> [TASK STATEMENT]:
Please reproduce the items below verbatim, from the line with "Enumerate the UI" to the line with "code-line[interactable]: 9 -- 取category字段的 raw 形式 <box>891", including both of those lines. Leave the pictures out of your copy.

> [INPUT]:

———

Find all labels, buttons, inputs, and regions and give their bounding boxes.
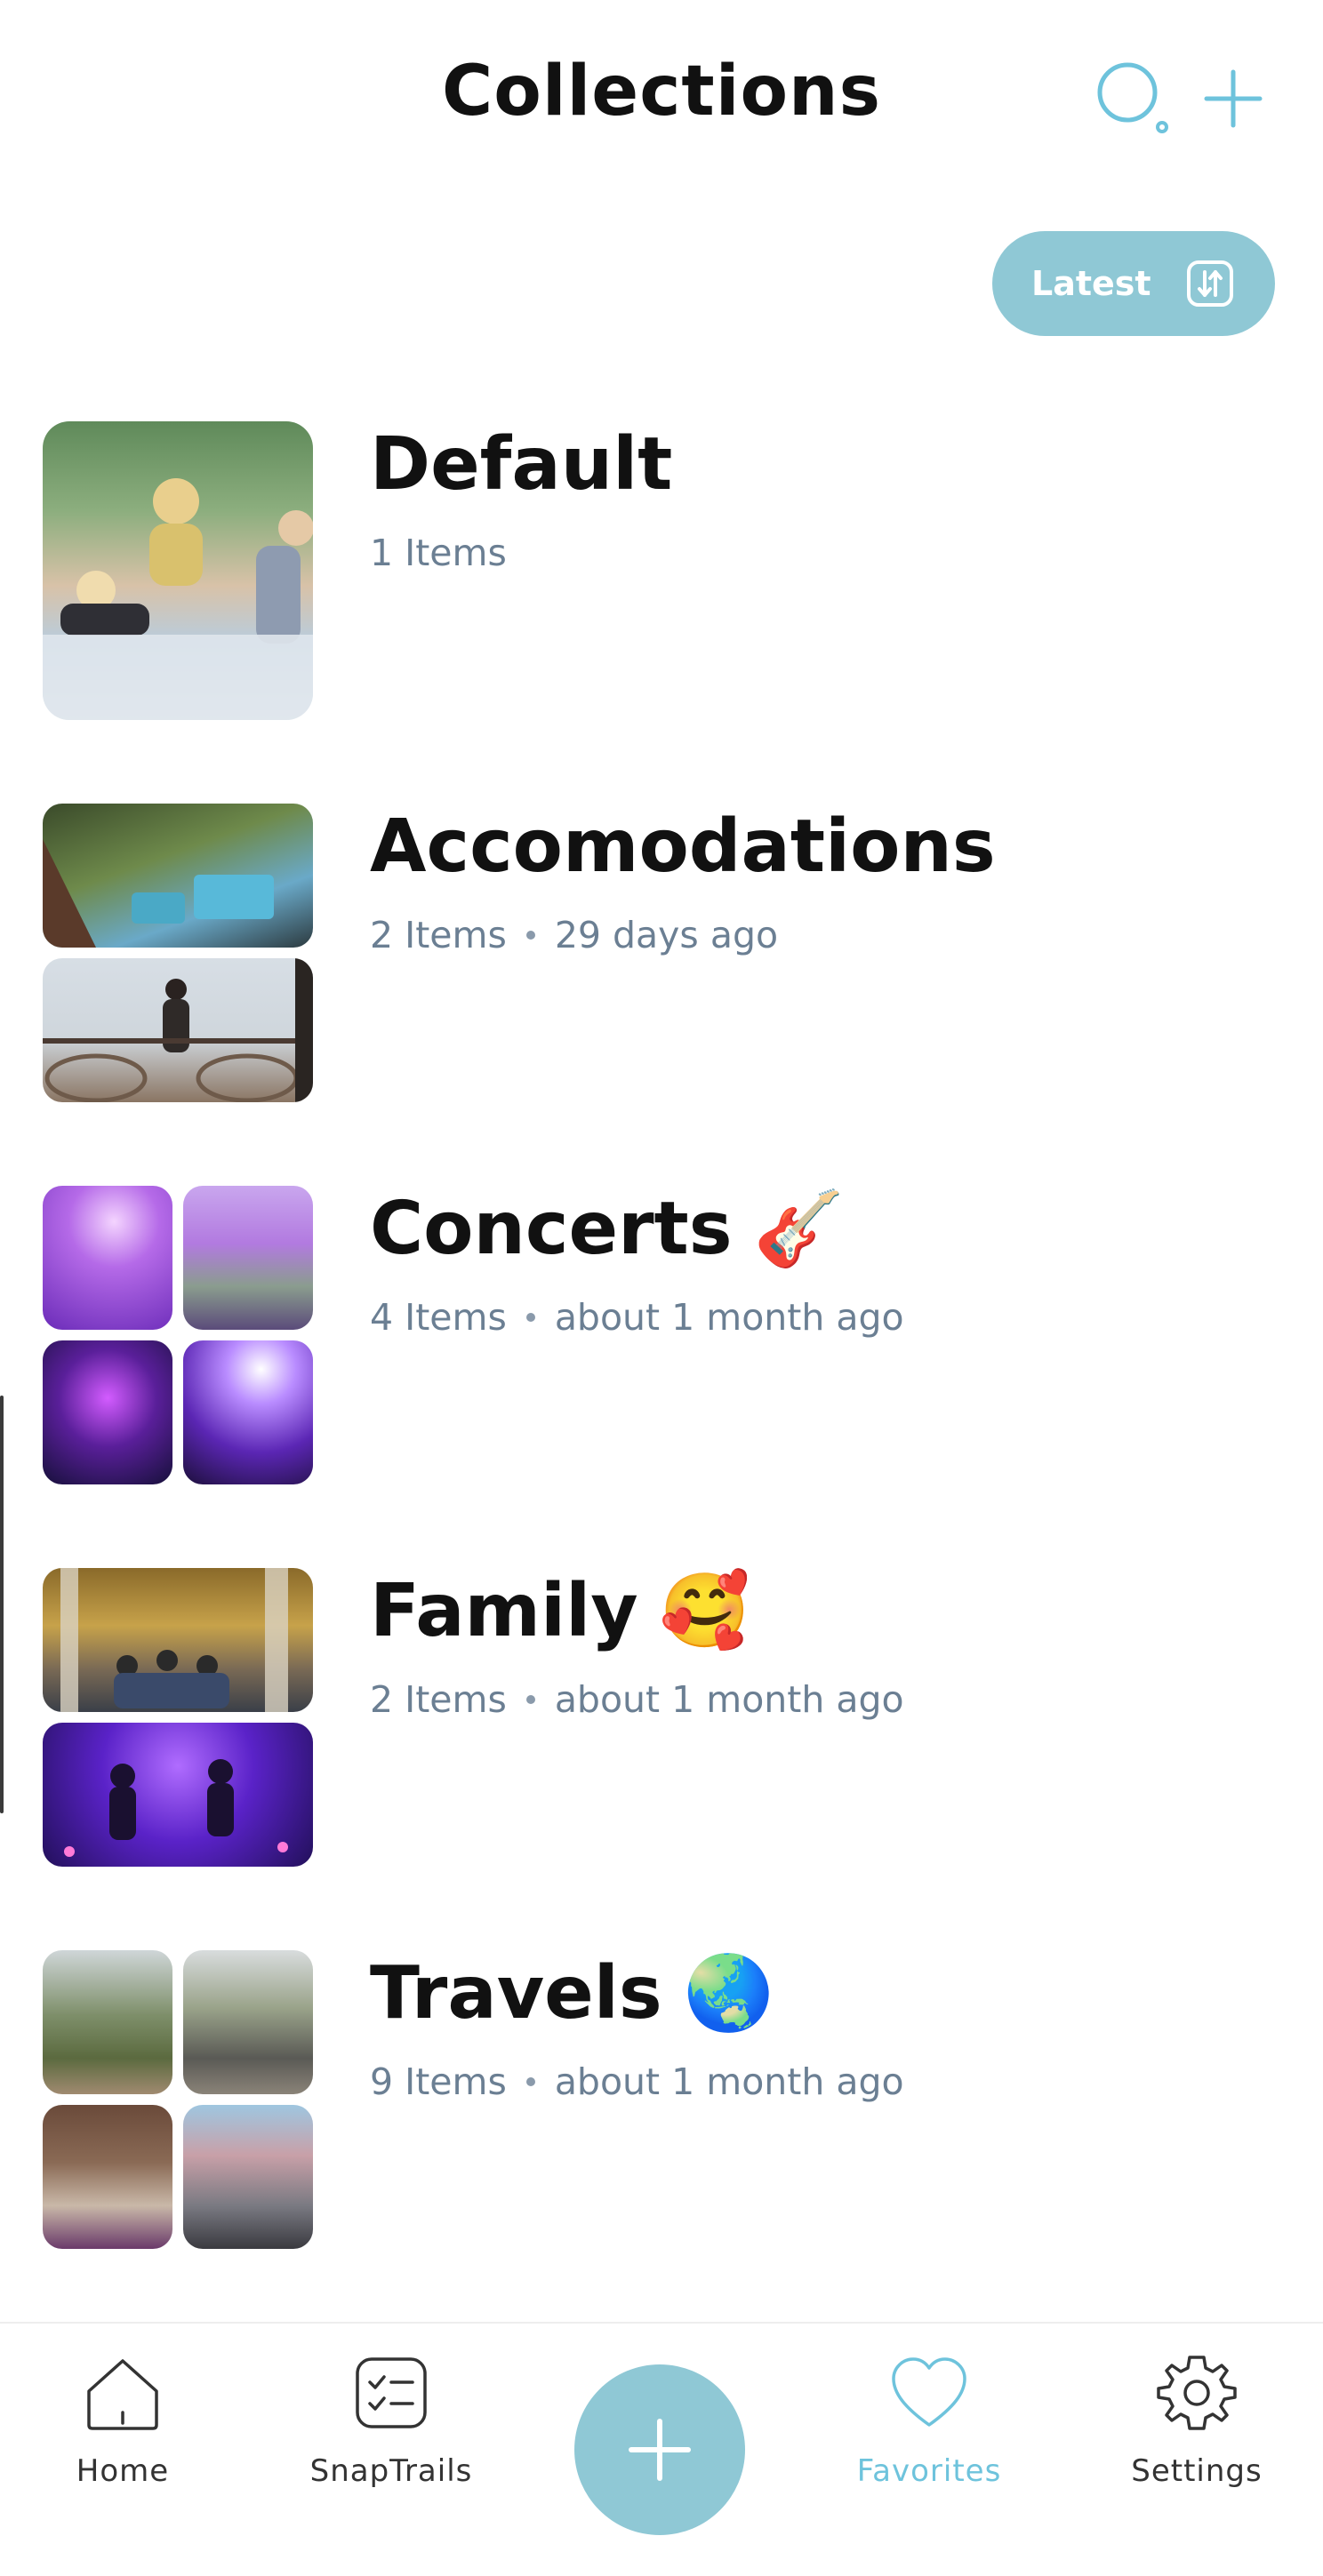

———

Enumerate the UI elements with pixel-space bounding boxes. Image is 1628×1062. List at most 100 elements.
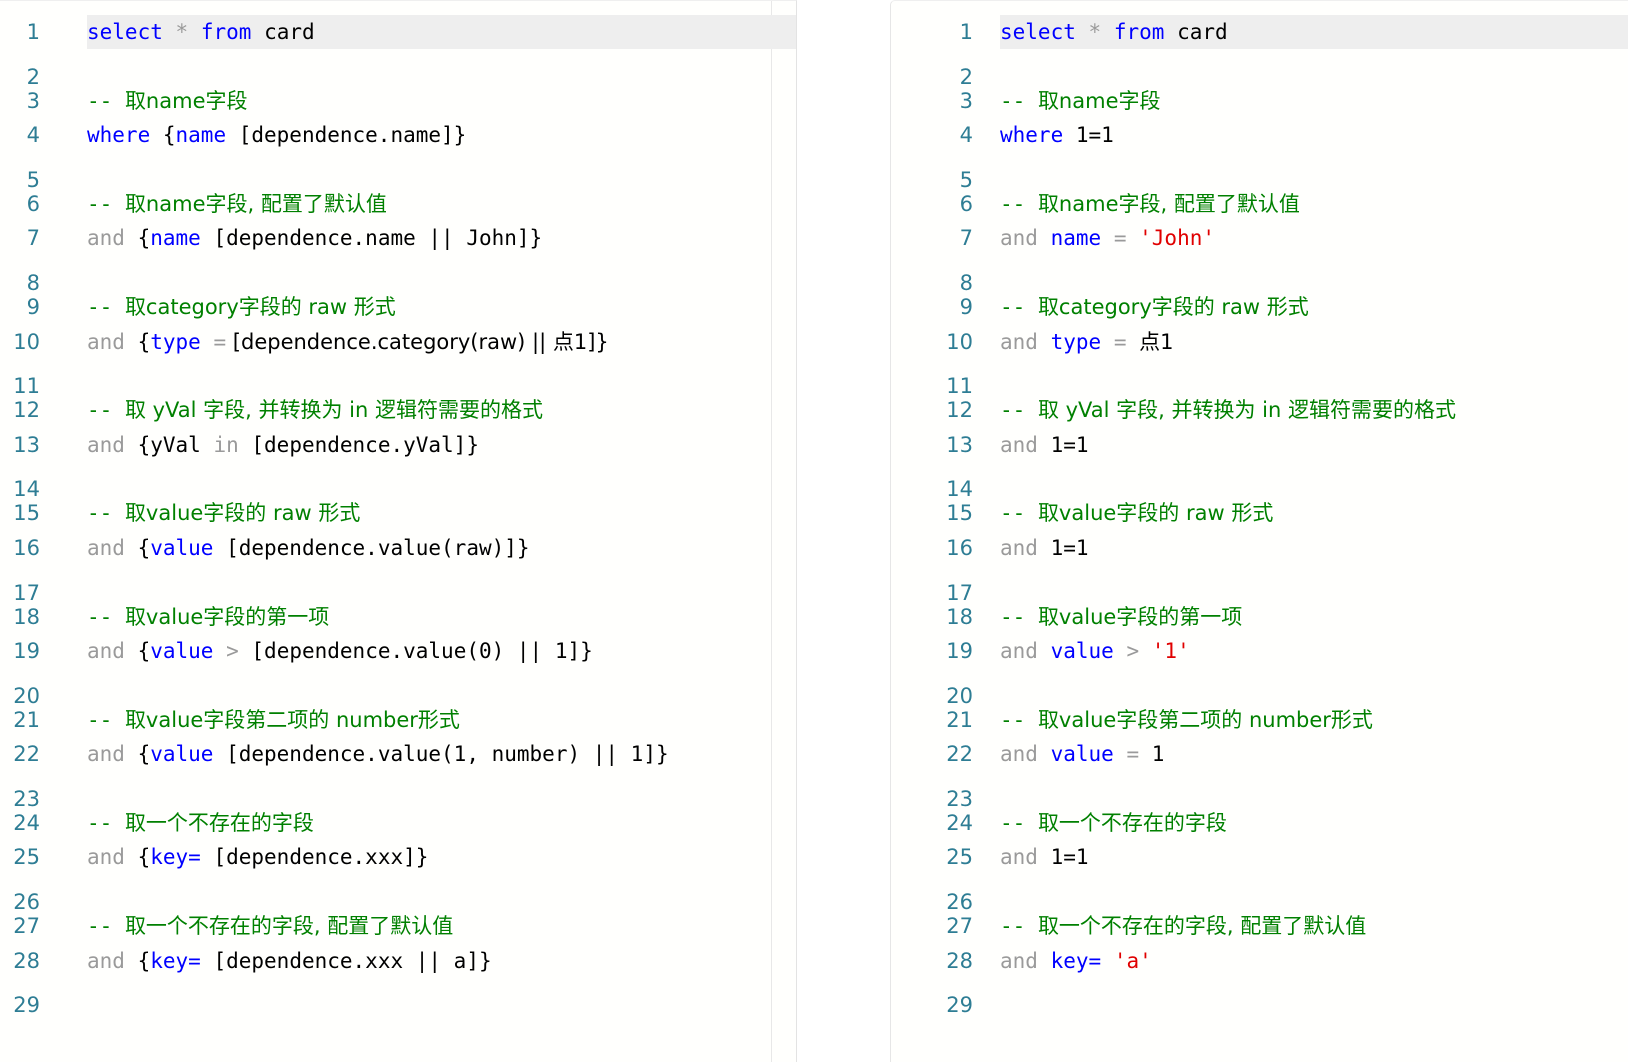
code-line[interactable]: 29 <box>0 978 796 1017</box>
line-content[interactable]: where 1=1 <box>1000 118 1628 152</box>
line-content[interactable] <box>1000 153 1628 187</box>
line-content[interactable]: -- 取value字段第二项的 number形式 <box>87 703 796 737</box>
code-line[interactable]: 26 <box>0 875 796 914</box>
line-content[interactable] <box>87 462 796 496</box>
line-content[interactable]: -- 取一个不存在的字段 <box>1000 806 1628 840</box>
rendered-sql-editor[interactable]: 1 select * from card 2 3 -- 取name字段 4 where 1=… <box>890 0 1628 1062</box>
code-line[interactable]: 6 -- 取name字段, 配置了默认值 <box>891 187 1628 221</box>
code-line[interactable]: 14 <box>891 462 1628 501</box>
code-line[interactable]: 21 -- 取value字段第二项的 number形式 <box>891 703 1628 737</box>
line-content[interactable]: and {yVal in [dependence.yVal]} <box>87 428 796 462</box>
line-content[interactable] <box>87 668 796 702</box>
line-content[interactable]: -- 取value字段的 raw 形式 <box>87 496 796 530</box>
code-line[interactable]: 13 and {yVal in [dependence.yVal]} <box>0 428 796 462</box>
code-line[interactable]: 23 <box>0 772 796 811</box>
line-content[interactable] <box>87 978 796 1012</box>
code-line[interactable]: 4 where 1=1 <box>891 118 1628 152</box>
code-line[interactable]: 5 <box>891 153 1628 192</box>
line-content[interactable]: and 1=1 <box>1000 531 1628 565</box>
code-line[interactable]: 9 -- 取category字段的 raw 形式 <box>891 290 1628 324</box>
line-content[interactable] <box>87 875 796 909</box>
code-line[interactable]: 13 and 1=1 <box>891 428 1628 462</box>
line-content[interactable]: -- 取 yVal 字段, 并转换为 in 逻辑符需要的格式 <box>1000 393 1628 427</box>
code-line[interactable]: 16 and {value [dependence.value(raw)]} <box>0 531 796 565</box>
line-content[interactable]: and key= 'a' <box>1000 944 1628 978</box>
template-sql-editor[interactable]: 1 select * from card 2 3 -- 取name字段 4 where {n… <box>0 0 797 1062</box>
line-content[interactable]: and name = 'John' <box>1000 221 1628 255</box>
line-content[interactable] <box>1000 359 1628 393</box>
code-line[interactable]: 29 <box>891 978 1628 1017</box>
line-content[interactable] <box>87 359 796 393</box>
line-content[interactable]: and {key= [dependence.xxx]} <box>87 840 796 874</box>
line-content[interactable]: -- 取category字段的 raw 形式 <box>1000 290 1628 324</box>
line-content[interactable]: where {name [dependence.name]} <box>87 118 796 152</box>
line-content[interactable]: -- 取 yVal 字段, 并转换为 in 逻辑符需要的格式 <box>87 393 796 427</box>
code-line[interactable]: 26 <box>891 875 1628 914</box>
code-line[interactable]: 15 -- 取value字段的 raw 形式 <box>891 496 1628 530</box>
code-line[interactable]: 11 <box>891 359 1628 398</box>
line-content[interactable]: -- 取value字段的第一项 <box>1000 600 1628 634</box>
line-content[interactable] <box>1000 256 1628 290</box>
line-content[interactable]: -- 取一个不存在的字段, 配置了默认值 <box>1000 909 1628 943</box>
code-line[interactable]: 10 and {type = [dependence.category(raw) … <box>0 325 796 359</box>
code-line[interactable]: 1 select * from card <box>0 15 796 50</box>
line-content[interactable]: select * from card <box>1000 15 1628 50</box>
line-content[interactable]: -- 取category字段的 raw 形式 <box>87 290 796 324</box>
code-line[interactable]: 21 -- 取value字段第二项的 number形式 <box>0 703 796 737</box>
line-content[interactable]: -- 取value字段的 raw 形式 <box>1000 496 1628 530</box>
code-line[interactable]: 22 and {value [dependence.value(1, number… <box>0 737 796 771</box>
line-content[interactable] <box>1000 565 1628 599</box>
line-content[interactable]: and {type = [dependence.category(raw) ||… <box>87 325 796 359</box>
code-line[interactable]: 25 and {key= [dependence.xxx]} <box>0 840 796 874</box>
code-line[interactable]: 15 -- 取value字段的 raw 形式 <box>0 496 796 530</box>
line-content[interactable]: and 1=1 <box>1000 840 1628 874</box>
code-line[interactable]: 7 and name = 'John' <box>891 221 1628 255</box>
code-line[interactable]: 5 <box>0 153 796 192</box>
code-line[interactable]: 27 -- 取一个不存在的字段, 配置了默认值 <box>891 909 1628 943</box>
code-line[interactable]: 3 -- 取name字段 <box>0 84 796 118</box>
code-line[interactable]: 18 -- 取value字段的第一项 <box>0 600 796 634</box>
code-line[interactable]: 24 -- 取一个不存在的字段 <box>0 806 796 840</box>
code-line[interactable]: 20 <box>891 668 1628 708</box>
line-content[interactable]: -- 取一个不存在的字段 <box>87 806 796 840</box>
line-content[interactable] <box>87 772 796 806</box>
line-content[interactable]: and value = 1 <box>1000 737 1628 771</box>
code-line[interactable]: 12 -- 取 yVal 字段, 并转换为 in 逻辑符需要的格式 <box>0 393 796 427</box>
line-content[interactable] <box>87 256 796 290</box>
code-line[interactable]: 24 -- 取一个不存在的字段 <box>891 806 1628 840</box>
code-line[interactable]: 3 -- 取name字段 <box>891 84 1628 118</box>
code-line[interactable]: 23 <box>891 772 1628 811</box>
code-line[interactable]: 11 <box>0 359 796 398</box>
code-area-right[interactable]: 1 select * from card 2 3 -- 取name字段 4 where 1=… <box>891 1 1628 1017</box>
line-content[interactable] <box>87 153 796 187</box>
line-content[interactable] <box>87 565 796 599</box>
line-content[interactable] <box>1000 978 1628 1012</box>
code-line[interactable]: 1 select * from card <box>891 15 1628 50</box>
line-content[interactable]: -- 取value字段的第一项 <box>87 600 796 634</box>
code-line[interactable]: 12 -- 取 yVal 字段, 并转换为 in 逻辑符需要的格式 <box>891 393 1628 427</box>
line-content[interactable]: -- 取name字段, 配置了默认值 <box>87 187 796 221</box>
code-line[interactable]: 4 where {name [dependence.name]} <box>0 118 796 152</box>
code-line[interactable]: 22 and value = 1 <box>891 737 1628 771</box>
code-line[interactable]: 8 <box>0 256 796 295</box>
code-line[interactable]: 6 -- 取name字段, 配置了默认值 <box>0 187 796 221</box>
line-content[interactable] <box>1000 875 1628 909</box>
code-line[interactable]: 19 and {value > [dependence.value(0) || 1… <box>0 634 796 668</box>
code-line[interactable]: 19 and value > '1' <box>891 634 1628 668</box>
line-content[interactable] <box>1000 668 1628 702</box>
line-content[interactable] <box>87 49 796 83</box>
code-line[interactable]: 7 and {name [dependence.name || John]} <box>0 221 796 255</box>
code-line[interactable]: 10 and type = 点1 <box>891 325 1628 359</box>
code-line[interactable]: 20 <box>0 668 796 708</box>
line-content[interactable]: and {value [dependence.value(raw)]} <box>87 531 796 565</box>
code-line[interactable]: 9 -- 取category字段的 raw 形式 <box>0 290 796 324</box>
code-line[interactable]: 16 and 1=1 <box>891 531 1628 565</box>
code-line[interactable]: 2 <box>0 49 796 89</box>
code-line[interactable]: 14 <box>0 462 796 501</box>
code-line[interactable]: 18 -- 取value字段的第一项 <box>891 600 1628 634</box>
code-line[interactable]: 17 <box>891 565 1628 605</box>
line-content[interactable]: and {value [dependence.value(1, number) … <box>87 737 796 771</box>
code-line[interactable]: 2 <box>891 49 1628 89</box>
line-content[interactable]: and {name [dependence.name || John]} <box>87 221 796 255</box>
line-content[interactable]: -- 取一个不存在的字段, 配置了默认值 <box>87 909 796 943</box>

———

> [THE RESPONSE]:
Enumerate the UI elements with pixel-space bounding boxes. Image is 1628×1062. List at most 100 elements.
code-line[interactable]: 29 <box>0 978 796 1017</box>
line-content[interactable]: where 1=1 <box>1000 118 1628 152</box>
line-content[interactable] <box>1000 153 1628 187</box>
line-content[interactable]: -- 取value字段第二项的 number形式 <box>87 703 796 737</box>
code-line[interactable]: 26 <box>0 875 796 914</box>
line-content[interactable] <box>87 462 796 496</box>
line-content[interactable]: -- 取一个不存在的字段 <box>1000 806 1628 840</box>
rendered-sql-editor[interactable]: 1 select * from card 2 3 -- 取name字段 4 where 1=… <box>890 0 1628 1062</box>
code-line[interactable]: 6 -- 取name字段, 配置了默认值 <box>891 187 1628 221</box>
code-line[interactable]: 14 <box>891 462 1628 501</box>
code-line[interactable]: 21 -- 取value字段第二项的 number形式 <box>891 703 1628 737</box>
line-content[interactable]: and {yVal in [dependence.yVal]} <box>87 428 796 462</box>
line-content[interactable] <box>87 668 796 702</box>
line-content[interactable]: -- 取value字段的 raw 形式 <box>87 496 796 530</box>
code-line[interactable]: 13 and {yVal in [dependence.yVal]} <box>0 428 796 462</box>
code-line[interactable]: 23 <box>0 772 796 811</box>
line-content[interactable] <box>87 978 796 1012</box>
code-line[interactable]: 4 where 1=1 <box>891 118 1628 152</box>
code-line[interactable]: 5 <box>891 153 1628 192</box>
line-content[interactable]: and 1=1 <box>1000 531 1628 565</box>
code-line[interactable]: 9 -- 取category字段的 raw 形式 <box>891 290 1628 324</box>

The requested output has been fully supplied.